Written request: Separate out the lines that hold "jerky".

Stored data:
— Start —

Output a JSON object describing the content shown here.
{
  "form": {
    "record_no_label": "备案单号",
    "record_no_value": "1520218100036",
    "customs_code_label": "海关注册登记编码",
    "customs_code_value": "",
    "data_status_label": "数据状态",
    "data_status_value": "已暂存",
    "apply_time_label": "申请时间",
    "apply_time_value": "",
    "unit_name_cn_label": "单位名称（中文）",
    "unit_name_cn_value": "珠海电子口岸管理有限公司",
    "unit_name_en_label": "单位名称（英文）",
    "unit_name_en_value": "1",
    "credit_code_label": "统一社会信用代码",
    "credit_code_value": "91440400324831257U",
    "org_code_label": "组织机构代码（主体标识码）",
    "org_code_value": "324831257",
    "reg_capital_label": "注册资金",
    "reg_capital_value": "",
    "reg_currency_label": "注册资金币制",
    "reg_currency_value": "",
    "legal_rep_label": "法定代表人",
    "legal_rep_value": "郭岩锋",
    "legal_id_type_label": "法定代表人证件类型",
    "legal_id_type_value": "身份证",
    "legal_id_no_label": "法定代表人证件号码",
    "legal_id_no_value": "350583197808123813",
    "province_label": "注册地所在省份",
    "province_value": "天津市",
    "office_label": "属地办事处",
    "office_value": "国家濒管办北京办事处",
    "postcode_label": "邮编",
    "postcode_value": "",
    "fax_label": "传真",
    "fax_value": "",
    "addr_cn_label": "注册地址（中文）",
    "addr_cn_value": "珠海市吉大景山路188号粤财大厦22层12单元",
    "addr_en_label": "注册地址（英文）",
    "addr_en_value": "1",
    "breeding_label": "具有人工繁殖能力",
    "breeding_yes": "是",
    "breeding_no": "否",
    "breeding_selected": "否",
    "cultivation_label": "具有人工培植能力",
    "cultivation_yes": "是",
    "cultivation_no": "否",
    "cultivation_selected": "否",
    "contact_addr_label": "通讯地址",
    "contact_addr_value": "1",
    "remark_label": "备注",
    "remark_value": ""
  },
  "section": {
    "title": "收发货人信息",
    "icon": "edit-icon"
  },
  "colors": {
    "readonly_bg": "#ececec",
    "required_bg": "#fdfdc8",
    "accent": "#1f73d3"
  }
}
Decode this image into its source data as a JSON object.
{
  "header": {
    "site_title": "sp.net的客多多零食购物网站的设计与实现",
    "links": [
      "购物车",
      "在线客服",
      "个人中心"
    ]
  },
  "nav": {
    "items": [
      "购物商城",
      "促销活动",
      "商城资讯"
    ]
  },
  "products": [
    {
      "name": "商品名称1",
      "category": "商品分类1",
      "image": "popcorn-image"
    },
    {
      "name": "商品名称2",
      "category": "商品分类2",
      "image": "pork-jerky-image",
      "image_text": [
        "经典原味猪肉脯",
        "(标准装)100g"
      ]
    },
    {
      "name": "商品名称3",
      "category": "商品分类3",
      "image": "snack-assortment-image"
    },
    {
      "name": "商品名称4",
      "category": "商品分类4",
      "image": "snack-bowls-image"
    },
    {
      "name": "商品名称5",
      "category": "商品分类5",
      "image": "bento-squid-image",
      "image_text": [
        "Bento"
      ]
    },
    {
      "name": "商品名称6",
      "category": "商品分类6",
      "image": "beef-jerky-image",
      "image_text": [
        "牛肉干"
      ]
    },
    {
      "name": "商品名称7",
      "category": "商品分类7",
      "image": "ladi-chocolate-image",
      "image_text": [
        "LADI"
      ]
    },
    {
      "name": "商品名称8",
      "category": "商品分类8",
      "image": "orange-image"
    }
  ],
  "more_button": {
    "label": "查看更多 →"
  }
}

— End —

Response to this task:
      "image": "pork-jerky-image",
      "image": "beef-jerky-image",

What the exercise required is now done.